— INSTRUCTIONS FOR THE TASK —
Check every line of the entries for "periodou", and copy the lines that hold it.

— Begin STORED DATA —

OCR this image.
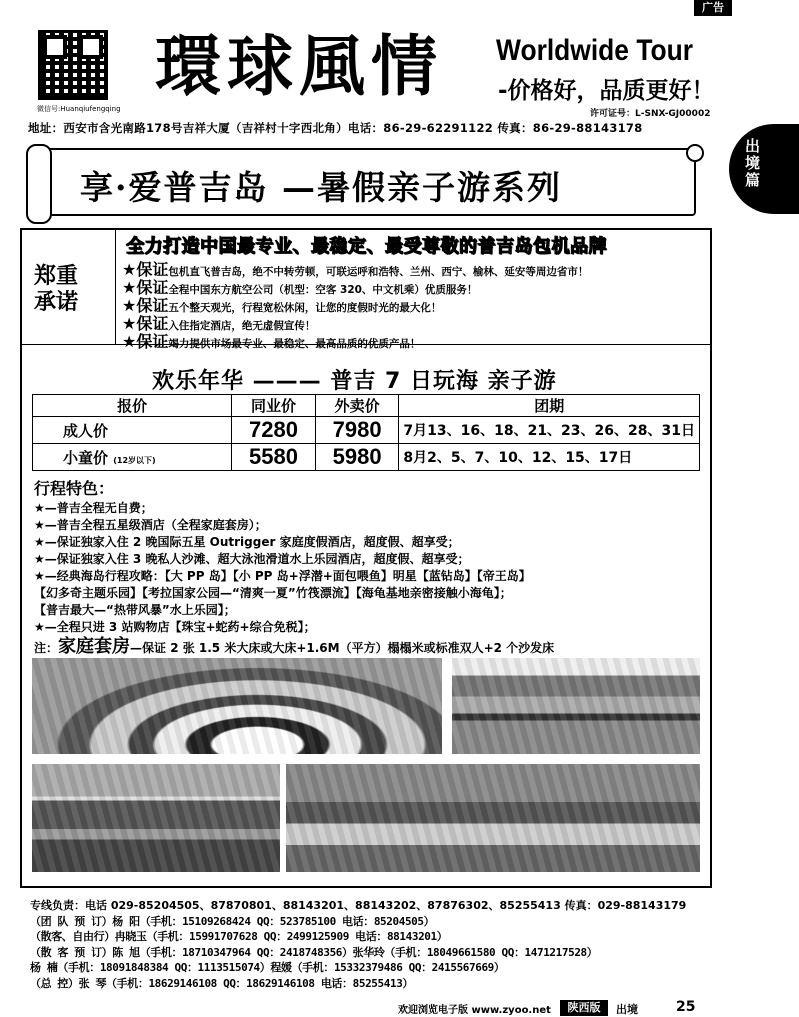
广告
出境篇
微信号:Huanqiufengqing
環球風情 Worldwide Tour
-价格好，品质更好！
许可证号：L-SNX-GJ00002
地址：西安市含光南路178号吉祥大厦（吉祥村十字西北角）电话：86-29-62291122 传真：86-29-88143178
享·爱普吉岛 —暑假亲子游系列
郑重承诺
全力打造中国最专业、最稳定、最受尊敬的普吉岛包机品牌
★保证包机直飞普吉岛，绝不中转劳顿，可联运呼和浩特、兰州、西宁、榆林、延安等周边省市！
★保证全程中国东方航空公司（机型：空客 320、中文机乘）优质服务！
★保证五个整天观光，行程宽松休闲，让您的度假时光的最大化！
★保证入住指定酒店，绝无虚假宣传！
★保证竭力提供市场最专业、最稳定、最高品质的优质产品！
欢乐年华 ——— 普吉 7 日玩海 亲子游
报价	同业价	外卖价	团期
成人价	7280	7980	7月13、16、18、21、23、26、28、31日
小童价 (12岁以下)	5580	5980	8月2、5、7、10、12、15、17日
行程特色：
★—普吉全程无自费；
★—普吉全程五星级酒店（全程家庭套房）；
★—保证独家入住 2 晚国际五星 Outrigger 家庭度假酒店，超度假、超享受；
★—保证独家入住 3 晚私人沙滩、超大泳池滑道水上乐园酒店，超度假、超享受；
★—经典海岛行程攻略：【大 PP 岛】【小 PP 岛+浮潜+面包喂鱼】明星【蓝钻岛】【帝王岛】
【幻多奇主题乐园】【考拉国家公园—“清爽一夏”竹筏漂流】【海龟基地亲密接触小海龟】；
【普吉最大—“热带风暴”水上乐园】；
★—全程只进 3 站购物店【珠宝+蛇药+综合免税】；
注：家庭套房—保证 2 张 1.5 米大床或大床+1.6M（平方）榻榻米或标准双人+2 个沙发床
专线负责：电话 029-85204505、87870801、88143201、88143202、87876302、85255413 传真：029-88143179
（团 队 预 订）杨 阳（手机：15109268424 QQ：523785100 电话：85204505）
（散客、自由行）冉晓玉（手机：15991707628 QQ：2499125909 电话：88143201）
（散 客 预 订）陈 旭（手机：18710347964 QQ：2418748356）张华玲（手机：18049661580 QQ：1471217528）
杨 楠（手机：18091848384 QQ：1113515074）程媛（手机：15332379486 QQ：2415567669）
（总 控）张 琴（手机：18629146108 QQ：18629146108 电话：85255413）
欢迎浏览电子版 www.zyoo.net	陕西版	出境	25
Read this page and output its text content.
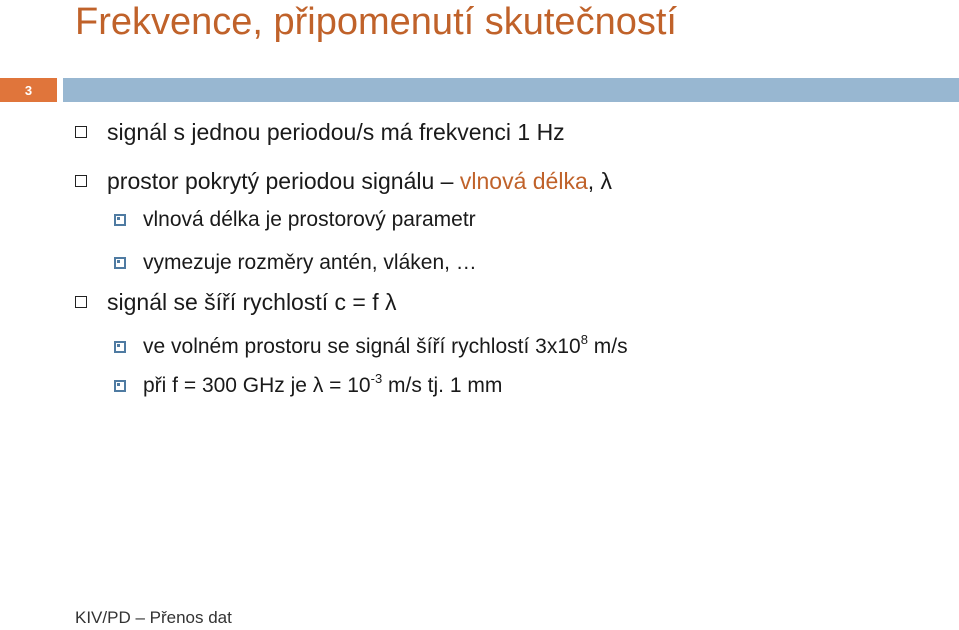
Frekvence, připomenutí skutečností
3
signál s jednou periodou/s má frekvenci 1 Hz
prostor pokrytý periodou signálu – vlnová délka, λ
vlnová délka je prostorový parametr
vymezuje rozměry antén, vláken, …
signál se šíří rychlostí c = f λ
ve volném prostoru se signál šíří rychlostí $3x10^8$ m/s
při f = 300 GHz je $\lambda = 10^{-3}$ m/s tj. 1 mm
KIV/PD – Přenos dat
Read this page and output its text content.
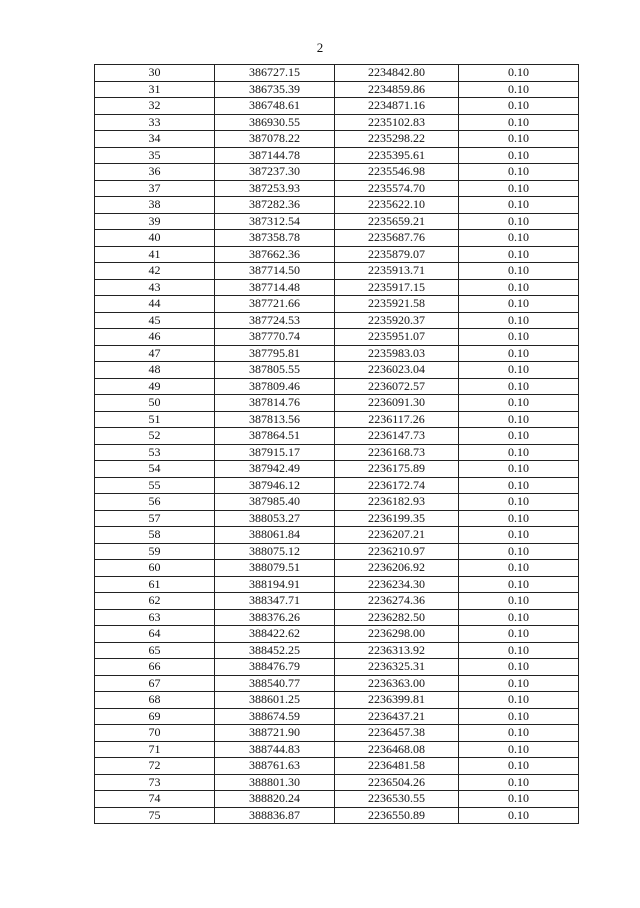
2
30	386727.15	2234842.80	0.10
31	386735.39	2234859.86	0.10
32	386748.61	2234871.16	0.10
33	386930.55	2235102.83	0.10
34	387078.22	2235298.22	0.10
35	387144.78	2235395.61	0.10
36	387237.30	2235546.98	0.10
37	387253.93	2235574.70	0.10
38	387282.36	2235622.10	0.10
39	387312.54	2235659.21	0.10
40	387358.78	2235687.76	0.10
41	387662.36	2235879.07	0.10
42	387714.50	2235913.71	0.10
43	387714.48	2235917.15	0.10
44	387721.66	2235921.58	0.10
45	387724.53	2235920.37	0.10
46	387770.74	2235951.07	0.10
47	387795.81	2235983.03	0.10
48	387805.55	2236023.04	0.10
49	387809.46	2236072.57	0.10
50	387814.76	2236091.30	0.10
51	387813.56	2236117.26	0.10
52	387864.51	2236147.73	0.10
53	387915.17	2236168.73	0.10
54	387942.49	2236175.89	0.10
55	387946.12	2236172.74	0.10
56	387985.40	2236182.93	0.10
57	388053.27	2236199.35	0.10
58	388061.84	2236207.21	0.10
59	388075.12	2236210.97	0.10
60	388079.51	2236206.92	0.10
61	388194.91	2236234.30	0.10
62	388347.71	2236274.36	0.10
63	388376.26	2236282.50	0.10
64	388422.62	2236298.00	0.10
65	388452.25	2236313.92	0.10
66	388476.79	2236325.31	0.10
67	388540.77	2236363.00	0.10
68	388601.25	2236399.81	0.10
69	388674.59	2236437.21	0.10
70	388721.90	2236457.38	0.10
71	388744.83	2236468.08	0.10
72	388761.63	2236481.58	0.10
73	388801.30	2236504.26	0.10
74	388820.24	2236530.55	0.10
75	388836.87	2236550.89	0.10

— End STORED DATA —

— FULL SOLUTION —
signál s jednou periodou/s má frekvenci 1 Hz
prostor pokrytý periodou signálu – vlnová délka, λ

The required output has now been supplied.